• Work to complete: From the entries below, say how many lines carry the word "legend", and give nothing but the number.

• Records for this task:
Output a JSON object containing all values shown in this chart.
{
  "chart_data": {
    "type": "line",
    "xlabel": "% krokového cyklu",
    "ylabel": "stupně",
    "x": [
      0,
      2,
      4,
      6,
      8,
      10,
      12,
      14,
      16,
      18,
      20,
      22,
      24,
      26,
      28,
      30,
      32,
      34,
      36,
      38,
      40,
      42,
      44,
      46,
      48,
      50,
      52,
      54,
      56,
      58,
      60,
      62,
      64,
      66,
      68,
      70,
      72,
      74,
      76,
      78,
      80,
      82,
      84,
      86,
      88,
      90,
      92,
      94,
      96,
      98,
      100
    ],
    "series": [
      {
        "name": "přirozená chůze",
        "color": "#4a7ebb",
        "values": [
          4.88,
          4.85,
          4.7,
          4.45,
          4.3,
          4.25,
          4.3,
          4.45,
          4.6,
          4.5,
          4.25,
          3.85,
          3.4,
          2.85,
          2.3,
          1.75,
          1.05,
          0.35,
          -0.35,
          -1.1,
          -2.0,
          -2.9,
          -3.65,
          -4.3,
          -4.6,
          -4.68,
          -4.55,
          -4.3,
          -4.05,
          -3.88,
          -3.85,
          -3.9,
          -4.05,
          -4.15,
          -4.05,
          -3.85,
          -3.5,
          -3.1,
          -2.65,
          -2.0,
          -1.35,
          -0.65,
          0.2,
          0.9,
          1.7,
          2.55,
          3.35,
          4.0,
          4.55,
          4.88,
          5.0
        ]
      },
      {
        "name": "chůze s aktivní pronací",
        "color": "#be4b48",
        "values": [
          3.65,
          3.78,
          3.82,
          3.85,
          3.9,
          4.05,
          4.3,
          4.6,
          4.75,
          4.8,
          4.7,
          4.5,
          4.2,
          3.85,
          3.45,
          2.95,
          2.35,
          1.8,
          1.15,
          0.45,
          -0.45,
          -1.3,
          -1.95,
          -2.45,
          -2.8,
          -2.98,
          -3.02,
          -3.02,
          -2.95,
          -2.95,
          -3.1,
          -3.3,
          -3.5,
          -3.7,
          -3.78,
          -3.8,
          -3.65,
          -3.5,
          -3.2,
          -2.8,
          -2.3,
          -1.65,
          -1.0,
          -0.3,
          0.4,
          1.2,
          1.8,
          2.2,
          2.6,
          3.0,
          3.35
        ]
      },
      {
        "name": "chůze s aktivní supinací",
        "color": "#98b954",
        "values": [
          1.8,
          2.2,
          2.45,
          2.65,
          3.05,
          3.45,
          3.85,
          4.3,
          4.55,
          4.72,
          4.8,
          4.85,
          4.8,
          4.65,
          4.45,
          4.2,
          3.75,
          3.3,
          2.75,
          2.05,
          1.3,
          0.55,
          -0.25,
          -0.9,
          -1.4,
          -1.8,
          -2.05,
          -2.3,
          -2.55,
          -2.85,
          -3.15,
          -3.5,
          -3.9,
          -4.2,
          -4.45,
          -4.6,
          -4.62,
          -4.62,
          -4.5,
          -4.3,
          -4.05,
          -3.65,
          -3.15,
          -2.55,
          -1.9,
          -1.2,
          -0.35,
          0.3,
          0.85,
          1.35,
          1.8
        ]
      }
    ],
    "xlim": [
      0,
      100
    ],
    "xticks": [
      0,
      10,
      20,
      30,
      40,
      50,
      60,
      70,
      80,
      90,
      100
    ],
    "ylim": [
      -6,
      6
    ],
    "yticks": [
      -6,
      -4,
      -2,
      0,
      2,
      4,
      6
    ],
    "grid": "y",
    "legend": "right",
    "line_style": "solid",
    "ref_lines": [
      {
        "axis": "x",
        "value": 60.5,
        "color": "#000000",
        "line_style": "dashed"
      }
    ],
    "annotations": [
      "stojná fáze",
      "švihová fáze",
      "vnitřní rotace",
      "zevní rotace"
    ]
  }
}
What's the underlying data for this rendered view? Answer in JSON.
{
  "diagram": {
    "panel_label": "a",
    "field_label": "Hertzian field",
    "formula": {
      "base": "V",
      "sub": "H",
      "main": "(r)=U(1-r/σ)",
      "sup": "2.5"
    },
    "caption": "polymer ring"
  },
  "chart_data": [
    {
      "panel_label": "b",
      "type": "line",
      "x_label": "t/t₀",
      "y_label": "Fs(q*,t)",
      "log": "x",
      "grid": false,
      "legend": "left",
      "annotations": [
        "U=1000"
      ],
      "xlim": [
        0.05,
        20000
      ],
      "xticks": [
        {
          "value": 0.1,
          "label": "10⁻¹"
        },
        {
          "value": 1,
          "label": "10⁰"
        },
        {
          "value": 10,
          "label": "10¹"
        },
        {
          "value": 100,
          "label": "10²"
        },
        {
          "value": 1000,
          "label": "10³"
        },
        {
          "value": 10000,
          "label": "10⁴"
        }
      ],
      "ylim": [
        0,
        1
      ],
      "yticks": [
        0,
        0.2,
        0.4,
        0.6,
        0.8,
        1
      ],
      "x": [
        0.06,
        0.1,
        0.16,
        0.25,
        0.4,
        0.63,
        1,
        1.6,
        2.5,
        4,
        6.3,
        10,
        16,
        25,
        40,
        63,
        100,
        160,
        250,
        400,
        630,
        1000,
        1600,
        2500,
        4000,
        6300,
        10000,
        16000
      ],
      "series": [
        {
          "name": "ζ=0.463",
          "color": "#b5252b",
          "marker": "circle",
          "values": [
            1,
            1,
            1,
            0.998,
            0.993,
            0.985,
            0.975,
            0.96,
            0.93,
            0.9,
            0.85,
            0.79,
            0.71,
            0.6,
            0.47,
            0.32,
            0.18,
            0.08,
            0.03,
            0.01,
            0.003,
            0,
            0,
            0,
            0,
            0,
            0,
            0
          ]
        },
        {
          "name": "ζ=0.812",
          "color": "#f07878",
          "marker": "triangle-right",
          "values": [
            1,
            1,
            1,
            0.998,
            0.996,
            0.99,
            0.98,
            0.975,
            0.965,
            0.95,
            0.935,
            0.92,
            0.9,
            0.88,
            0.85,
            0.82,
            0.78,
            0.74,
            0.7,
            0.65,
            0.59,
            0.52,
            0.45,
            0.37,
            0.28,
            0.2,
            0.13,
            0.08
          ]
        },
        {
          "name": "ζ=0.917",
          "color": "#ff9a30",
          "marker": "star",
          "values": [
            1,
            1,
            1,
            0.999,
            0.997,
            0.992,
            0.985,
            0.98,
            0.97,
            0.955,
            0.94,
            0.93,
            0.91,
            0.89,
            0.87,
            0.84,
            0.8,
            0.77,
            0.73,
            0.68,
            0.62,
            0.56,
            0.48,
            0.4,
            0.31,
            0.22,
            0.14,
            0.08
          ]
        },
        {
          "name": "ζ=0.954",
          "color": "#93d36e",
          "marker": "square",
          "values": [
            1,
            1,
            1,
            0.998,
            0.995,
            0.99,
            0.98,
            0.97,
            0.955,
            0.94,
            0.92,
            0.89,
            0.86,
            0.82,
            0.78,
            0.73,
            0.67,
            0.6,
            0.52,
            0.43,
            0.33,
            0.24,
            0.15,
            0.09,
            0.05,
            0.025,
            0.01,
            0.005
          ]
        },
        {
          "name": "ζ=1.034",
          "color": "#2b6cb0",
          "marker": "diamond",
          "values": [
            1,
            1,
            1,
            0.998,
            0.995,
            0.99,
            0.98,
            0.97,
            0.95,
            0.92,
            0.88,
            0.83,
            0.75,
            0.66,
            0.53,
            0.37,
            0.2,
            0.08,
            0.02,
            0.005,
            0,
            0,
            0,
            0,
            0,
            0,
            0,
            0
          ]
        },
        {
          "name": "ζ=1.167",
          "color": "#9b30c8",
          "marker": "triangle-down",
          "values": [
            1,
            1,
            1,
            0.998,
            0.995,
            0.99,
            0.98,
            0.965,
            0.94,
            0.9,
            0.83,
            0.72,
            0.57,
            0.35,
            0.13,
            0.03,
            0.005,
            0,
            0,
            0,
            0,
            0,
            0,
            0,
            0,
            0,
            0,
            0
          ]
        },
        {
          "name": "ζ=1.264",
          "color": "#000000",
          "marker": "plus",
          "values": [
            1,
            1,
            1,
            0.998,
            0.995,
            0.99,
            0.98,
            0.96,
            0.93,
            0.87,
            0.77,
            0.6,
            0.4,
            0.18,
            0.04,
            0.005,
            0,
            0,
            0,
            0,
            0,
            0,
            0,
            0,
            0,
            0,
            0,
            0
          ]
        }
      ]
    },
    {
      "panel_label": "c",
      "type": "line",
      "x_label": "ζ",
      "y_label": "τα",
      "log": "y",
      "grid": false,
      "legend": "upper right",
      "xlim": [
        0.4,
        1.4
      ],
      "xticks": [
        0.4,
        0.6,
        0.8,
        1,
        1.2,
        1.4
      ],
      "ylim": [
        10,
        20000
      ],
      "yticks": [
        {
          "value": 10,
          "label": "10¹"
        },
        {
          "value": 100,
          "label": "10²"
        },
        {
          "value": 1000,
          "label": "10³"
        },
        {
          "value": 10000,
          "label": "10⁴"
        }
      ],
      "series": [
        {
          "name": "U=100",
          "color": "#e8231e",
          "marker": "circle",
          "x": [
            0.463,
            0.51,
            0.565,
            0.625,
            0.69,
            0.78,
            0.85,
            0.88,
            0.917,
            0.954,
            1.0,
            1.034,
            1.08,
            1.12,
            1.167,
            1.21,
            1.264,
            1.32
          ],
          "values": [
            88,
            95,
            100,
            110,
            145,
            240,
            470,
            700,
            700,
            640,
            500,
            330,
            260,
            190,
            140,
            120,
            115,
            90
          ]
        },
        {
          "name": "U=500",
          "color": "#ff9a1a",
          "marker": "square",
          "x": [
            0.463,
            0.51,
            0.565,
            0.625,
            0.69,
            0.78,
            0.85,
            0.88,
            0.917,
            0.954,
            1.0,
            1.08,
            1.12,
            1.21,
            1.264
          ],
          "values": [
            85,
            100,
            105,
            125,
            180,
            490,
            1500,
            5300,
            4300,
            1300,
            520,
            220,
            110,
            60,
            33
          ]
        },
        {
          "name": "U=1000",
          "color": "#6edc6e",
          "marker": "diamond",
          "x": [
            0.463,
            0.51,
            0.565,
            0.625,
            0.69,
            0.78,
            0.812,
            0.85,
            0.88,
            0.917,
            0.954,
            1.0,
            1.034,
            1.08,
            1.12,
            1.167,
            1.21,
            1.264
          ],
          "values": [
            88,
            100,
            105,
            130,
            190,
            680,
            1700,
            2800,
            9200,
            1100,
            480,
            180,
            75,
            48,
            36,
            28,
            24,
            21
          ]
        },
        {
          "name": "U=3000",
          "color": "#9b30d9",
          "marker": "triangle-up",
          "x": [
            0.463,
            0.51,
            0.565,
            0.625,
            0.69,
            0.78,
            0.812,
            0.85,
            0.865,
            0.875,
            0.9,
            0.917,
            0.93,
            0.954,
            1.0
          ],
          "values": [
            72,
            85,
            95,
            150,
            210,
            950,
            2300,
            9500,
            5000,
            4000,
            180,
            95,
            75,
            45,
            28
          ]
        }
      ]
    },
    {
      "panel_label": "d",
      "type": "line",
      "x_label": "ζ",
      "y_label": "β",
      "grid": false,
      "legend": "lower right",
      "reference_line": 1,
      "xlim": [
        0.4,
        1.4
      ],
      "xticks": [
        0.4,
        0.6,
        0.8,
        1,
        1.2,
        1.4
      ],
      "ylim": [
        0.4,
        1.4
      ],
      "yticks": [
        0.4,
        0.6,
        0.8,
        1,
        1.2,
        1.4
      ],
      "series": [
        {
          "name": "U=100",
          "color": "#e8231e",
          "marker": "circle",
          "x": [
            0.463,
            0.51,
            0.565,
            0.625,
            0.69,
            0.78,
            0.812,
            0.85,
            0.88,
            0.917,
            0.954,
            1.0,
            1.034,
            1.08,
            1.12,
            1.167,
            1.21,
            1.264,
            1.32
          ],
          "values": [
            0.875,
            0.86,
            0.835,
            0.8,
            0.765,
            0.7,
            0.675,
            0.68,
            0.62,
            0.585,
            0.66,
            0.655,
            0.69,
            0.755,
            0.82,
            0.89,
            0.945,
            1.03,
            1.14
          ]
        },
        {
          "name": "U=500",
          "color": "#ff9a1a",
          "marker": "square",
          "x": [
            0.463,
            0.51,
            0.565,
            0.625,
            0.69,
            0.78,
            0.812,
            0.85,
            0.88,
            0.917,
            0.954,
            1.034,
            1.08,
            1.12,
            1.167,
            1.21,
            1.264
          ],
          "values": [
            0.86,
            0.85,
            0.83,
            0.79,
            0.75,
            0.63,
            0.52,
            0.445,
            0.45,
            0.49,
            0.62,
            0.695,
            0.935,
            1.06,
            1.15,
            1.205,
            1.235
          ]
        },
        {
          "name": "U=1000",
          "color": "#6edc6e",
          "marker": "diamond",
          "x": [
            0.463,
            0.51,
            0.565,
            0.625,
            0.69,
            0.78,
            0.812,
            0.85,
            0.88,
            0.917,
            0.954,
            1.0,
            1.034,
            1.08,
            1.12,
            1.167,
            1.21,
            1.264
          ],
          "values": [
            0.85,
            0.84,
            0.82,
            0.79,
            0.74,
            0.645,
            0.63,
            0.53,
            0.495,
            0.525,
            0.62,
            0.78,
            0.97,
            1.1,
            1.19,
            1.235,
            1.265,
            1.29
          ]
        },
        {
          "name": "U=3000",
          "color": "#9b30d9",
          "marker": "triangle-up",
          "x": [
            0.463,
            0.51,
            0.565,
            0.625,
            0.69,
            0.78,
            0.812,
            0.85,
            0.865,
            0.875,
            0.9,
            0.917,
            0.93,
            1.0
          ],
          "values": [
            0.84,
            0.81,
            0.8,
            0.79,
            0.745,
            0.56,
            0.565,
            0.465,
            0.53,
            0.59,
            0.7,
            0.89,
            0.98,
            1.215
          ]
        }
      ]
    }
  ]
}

• Right answer: 4